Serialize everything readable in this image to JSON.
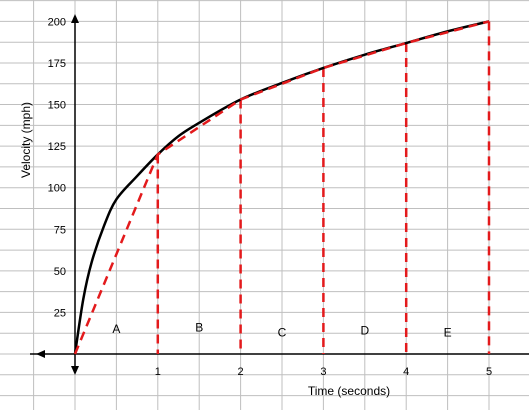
{
  "chart_data": {
    "type": "line",
    "title": "",
    "xlabel": "Time (seconds)",
    "ylabel": "Velocity (mph)",
    "xlim": [
      0,
      5
    ],
    "ylim": [
      0,
      200
    ],
    "x_ticks": [
      "1",
      "2",
      "3",
      "4",
      "5"
    ],
    "y_ticks": [
      "25",
      "50",
      "75",
      "100",
      "125",
      "150",
      "175",
      "200"
    ],
    "grid": true,
    "curve": {
      "style": "solid",
      "color": "#000000",
      "x": [
        0,
        0.1,
        0.2,
        0.35,
        0.5,
        0.75,
        1,
        1.25,
        1.5,
        2,
        2.5,
        3,
        3.5,
        4,
        4.5,
        5
      ],
      "y": [
        0,
        33,
        55,
        77,
        93,
        107,
        120,
        131,
        139,
        153,
        163,
        172,
        180,
        187,
        194,
        200
      ]
    },
    "secant_line": {
      "style": "dashed",
      "color": "#e31a1c",
      "x": [
        0,
        1,
        2,
        3,
        4,
        5
      ],
      "y": [
        0,
        120,
        153,
        172,
        187,
        200
      ]
    },
    "verticals": {
      "style": "dashed",
      "color": "#e31a1c",
      "x": [
        1,
        2,
        3,
        4,
        5
      ]
    },
    "regions": [
      {
        "label": "A",
        "x": 0.5,
        "y": 15
      },
      {
        "label": "B",
        "x": 1.5,
        "y": 16
      },
      {
        "label": "C",
        "x": 2.5,
        "y": 13
      },
      {
        "label": "D",
        "x": 3.5,
        "y": 14
      },
      {
        "label": "E",
        "x": 4.5,
        "y": 13
      }
    ]
  }
}
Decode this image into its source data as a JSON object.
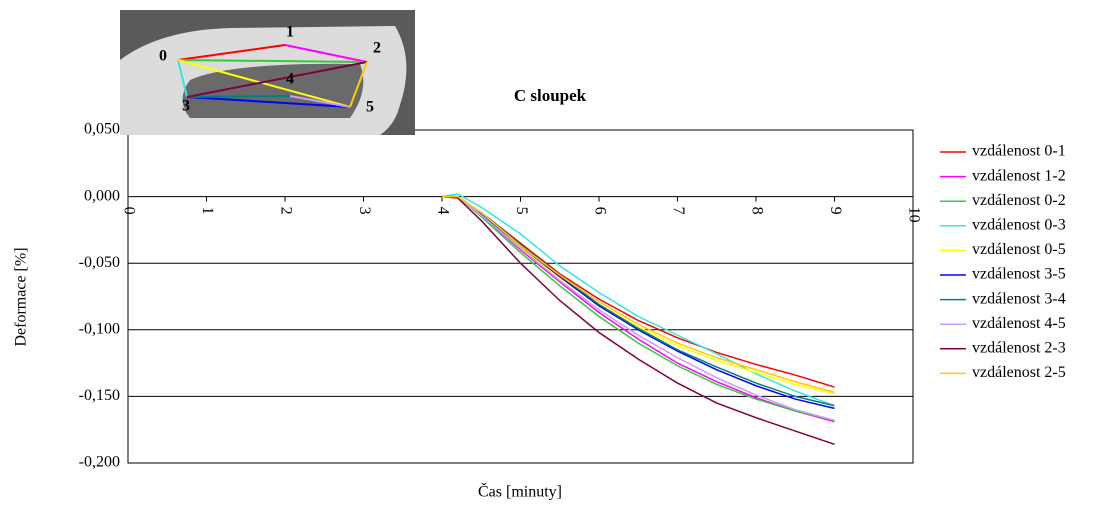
{
  "chart_data": {
    "type": "line",
    "title": "C sloupek",
    "x_label": "Čas [minuty]",
    "y_label": "Deformace [%]",
    "photo_labels": [
      "0",
      "1",
      "2",
      "3",
      "4",
      "5"
    ],
    "x": [
      4,
      4.2,
      4.5,
      5,
      5.5,
      6,
      6.5,
      7,
      7.5,
      8,
      8.5,
      9
    ],
    "xlim": [
      0,
      10
    ],
    "xticks": [
      0,
      1,
      2,
      3,
      4,
      5,
      6,
      7,
      8,
      9,
      10
    ],
    "ylim": [
      -0.2,
      0.05
    ],
    "yticks": [
      {
        "value": -0.2,
        "label": "-0,200"
      },
      {
        "value": -0.15,
        "label": "-0,150"
      },
      {
        "value": -0.1,
        "label": "-0,100"
      },
      {
        "value": -0.05,
        "label": "-0,050"
      },
      {
        "value": 0,
        "label": "0,000"
      },
      {
        "value": 0.05,
        "label": "0,050"
      }
    ],
    "grid": true,
    "series": [
      {
        "name": "vzdálenost 0-1",
        "color": "#ff0000",
        "values": [
          0,
          -0.001,
          -0.012,
          -0.035,
          -0.058,
          -0.077,
          -0.093,
          -0.106,
          -0.117,
          -0.126,
          -0.134,
          -0.143
        ]
      },
      {
        "name": "vzdálenost 1-2",
        "color": "#ff00ff",
        "values": [
          0,
          0,
          -0.014,
          -0.04,
          -0.064,
          -0.087,
          -0.107,
          -0.125,
          -0.139,
          -0.151,
          -0.161,
          -0.169
        ]
      },
      {
        "name": "vzdálenost 0-2",
        "color": "#33cc33",
        "values": [
          0,
          0,
          -0.015,
          -0.042,
          -0.067,
          -0.09,
          -0.11,
          -0.127,
          -0.141,
          -0.152,
          -0.161,
          -0.168
        ]
      },
      {
        "name": "vzdálenost 0-3",
        "color": "#33e6e6",
        "values": [
          0,
          0.002,
          -0.008,
          -0.028,
          -0.052,
          -0.072,
          -0.09,
          -0.104,
          -0.118,
          -0.133,
          -0.146,
          -0.157
        ]
      },
      {
        "name": "vzdálenost 0-5",
        "color": "#ffff00",
        "values": [
          0,
          0,
          -0.013,
          -0.038,
          -0.061,
          -0.081,
          -0.098,
          -0.112,
          -0.123,
          -0.132,
          -0.141,
          -0.148
        ]
      },
      {
        "name": "vzdálenost 3-5",
        "color": "#0000ff",
        "values": [
          0,
          0,
          -0.013,
          -0.037,
          -0.06,
          -0.082,
          -0.1,
          -0.116,
          -0.13,
          -0.142,
          -0.152,
          -0.159
        ]
      },
      {
        "name": "vzdálenost 3-4",
        "color": "#008080",
        "values": [
          0,
          0,
          -0.012,
          -0.036,
          -0.059,
          -0.081,
          -0.099,
          -0.115,
          -0.128,
          -0.14,
          -0.15,
          -0.157
        ]
      },
      {
        "name": "vzdálenost 4-5",
        "color": "#cc99ff",
        "values": [
          0,
          0,
          -0.014,
          -0.039,
          -0.063,
          -0.085,
          -0.104,
          -0.121,
          -0.136,
          -0.149,
          -0.16,
          -0.168
        ]
      },
      {
        "name": "vzdálenost 2-3",
        "color": "#800040",
        "values": [
          0,
          -0.001,
          -0.018,
          -0.05,
          -0.078,
          -0.102,
          -0.122,
          -0.14,
          -0.155,
          -0.166,
          -0.176,
          -0.186
        ]
      },
      {
        "name": "vzdálenost 2-5",
        "color": "#ffcc00",
        "values": [
          0,
          0,
          -0.012,
          -0.037,
          -0.059,
          -0.079,
          -0.096,
          -0.11,
          -0.121,
          -0.13,
          -0.139,
          -0.147
        ]
      }
    ]
  }
}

____

What the task asks: Omit every image. Quote each record exactly.

Worked answer:
Serialize everything readable in this image to JSON.
{
  "chart_data": {
    "type": "line",
    "title": "",
    "xlabel": "Time (seconds)",
    "ylabel": "Velocity (mph)",
    "xlim": [
      0,
      5
    ],
    "ylim": [
      0,
      200
    ],
    "x_ticks": [
      "1",
      "2",
      "3",
      "4",
      "5"
    ],
    "y_ticks": [
      "25",
      "50",
      "75",
      "100",
      "125",
      "150",
      "175",
      "200"
    ],
    "grid": true,
    "curve": {
      "style": "solid",
      "color": "#000000",
      "x": [
        0,
        0.1,
        0.2,
        0.35,
        0.5,
        0.75,
        1,
        1.25,
        1.5,
        2,
        2.5,
        3,
        3.5,
        4,
        4.5,
        5
      ],
      "y": [
        0,
        33,
        55,
        77,
        93,
        107,
        120,
        131,
        139,
        153,
        163,
        172,
        180,
        187,
        194,
        200
      ]
    },
    "secant_line": {
      "style": "dashed",
      "color": "#e31a1c",
      "x": [
        0,
        1,
        2,
        3,
        4,
        5
      ],
      "y": [
        0,
        120,
        153,
        172,
        187,
        200
      ]
    },
    "verticals": {
      "style": "dashed",
      "color": "#e31a1c",
      "x": [
        1,
        2,
        3,
        4,
        5
      ]
    },
    "regions": [
      {
        "label": "A",
        "x": 0.5,
        "y": 15
      },
      {
        "label": "B",
        "x": 1.5,
        "y": 16
      },
      {
        "label": "C",
        "x": 2.5,
        "y": 13
      },
      {
        "label": "D",
        "x": 3.5,
        "y": 14
      },
      {
        "label": "E",
        "x": 4.5,
        "y": 13
      }
    ]
  }
}
Decode this image into its source data as a JSON object.
{
  "chart_data": {
    "type": "line",
    "title": "C sloupek",
    "x_label": "Čas [minuty]",
    "y_label": "Deformace [%]",
    "photo_labels": [
      "0",
      "1",
      "2",
      "3",
      "4",
      "5"
    ],
    "x": [
      4,
      4.2,
      4.5,
      5,
      5.5,
      6,
      6.5,
      7,
      7.5,
      8,
      8.5,
      9
    ],
    "xlim": [
      0,
      10
    ],
    "xticks": [
      0,
      1,
      2,
      3,
      4,
      5,
      6,
      7,
      8,
      9,
      10
    ],
    "ylim": [
      -0.2,
      0.05
    ],
    "yticks": [
      {
        "value": -0.2,
        "label": "-0,200"
      },
      {
        "value": -0.15,
        "label": "-0,150"
      },
      {
        "value": -0.1,
        "label": "-0,100"
      },
      {
        "value": -0.05,
        "label": "-0,050"
      },
      {
        "value": 0,
        "label": "0,000"
      },
      {
        "value": 0.05,
        "label": "0,050"
      }
    ],
    "grid": true,
    "series": [
      {
        "name": "vzdálenost 0-1",
        "color": "#ff0000",
        "values": [
          0,
          -0.001,
          -0.012,
          -0.035,
          -0.058,
          -0.077,
          -0.093,
          -0.106,
          -0.117,
          -0.126,
          -0.134,
          -0.143
        ]
      },
      {
        "name": "vzdálenost 1-2",
        "color": "#ff00ff",
        "values": [
          0,
          0,
          -0.014,
          -0.04,
          -0.064,
          -0.087,
          -0.107,
          -0.125,
          -0.139,
          -0.151,
          -0.161,
          -0.169
        ]
      },
      {
        "name": "vzdálenost 0-2",
        "color": "#33cc33",
        "values": [
          0,
          0,
          -0.015,
          -0.042,
          -0.067,
          -0.09,
          -0.11,
          -0.127,
          -0.141,
          -0.152,
          -0.161,
          -0.168
        ]
      },
      {
        "name": "vzdálenost 0-3",
        "color": "#33e6e6",
        "values": [
          0,
          0.002,
          -0.008,
          -0.028,
          -0.052,
          -0.072,
          -0.09,
          -0.104,
          -0.118,
          -0.133,
          -0.146,
          -0.157
        ]
      },
      {
        "name": "vzdálenost 0-5",
        "color": "#ffff00",
        "values": [
          0,
          0,
          -0.013,
          -0.038,
          -0.061,
          -0.081,
          -0.098,
          -0.112,
          -0.123,
          -0.132,
          -0.141,
          -0.148
        ]
      },
      {
        "name": "vzdálenost 3-5",
        "color": "#0000ff",
        "values": [
          0,
          0,
          -0.013,
          -0.037,
          -0.06,
          -0.082,
          -0.1,
          -0.116,
          -0.13,
          -0.142,
          -0.152,
          -0.159
        ]
      },
      {
        "name": "vzdálenost 3-4",
        "color": "#008080",
        "values": [
          0,
          0,
          -0.012,
          -0.036,
          -0.059,
          -0.081,
          -0.099,
          -0.115,
          -0.128,
          -0.14,
          -0.15,
          -0.157
        ]
      },
      {
        "name": "vzdálenost 4-5",
        "color": "#cc99ff",
        "values": [
          0,
          0,
          -0.014,
          -0.039,
          -0.063,
          -0.085,
          -0.104,
          -0.121,
          -0.136,
          -0.149,
          -0.16,
          -0.168
        ]
      },
      {
        "name": "vzdálenost 2-3",
        "color": "#800040",
        "values": [
          0,
          -0.001,
          -0.018,
          -0.05,
          -0.078,
          -0.102,
          -0.122,
          -0.14,
          -0.155,
          -0.166,
          -0.176,
          -0.186
        ]
      },
      {
        "name": "vzdálenost 2-5",
        "color": "#ffcc00",
        "values": [
          0,
          0,
          -0.012,
          -0.037,
          -0.059,
          -0.079,
          -0.096,
          -0.11,
          -0.121,
          -0.13,
          -0.139,
          -0.147
        ]
      }
    ]
  }
}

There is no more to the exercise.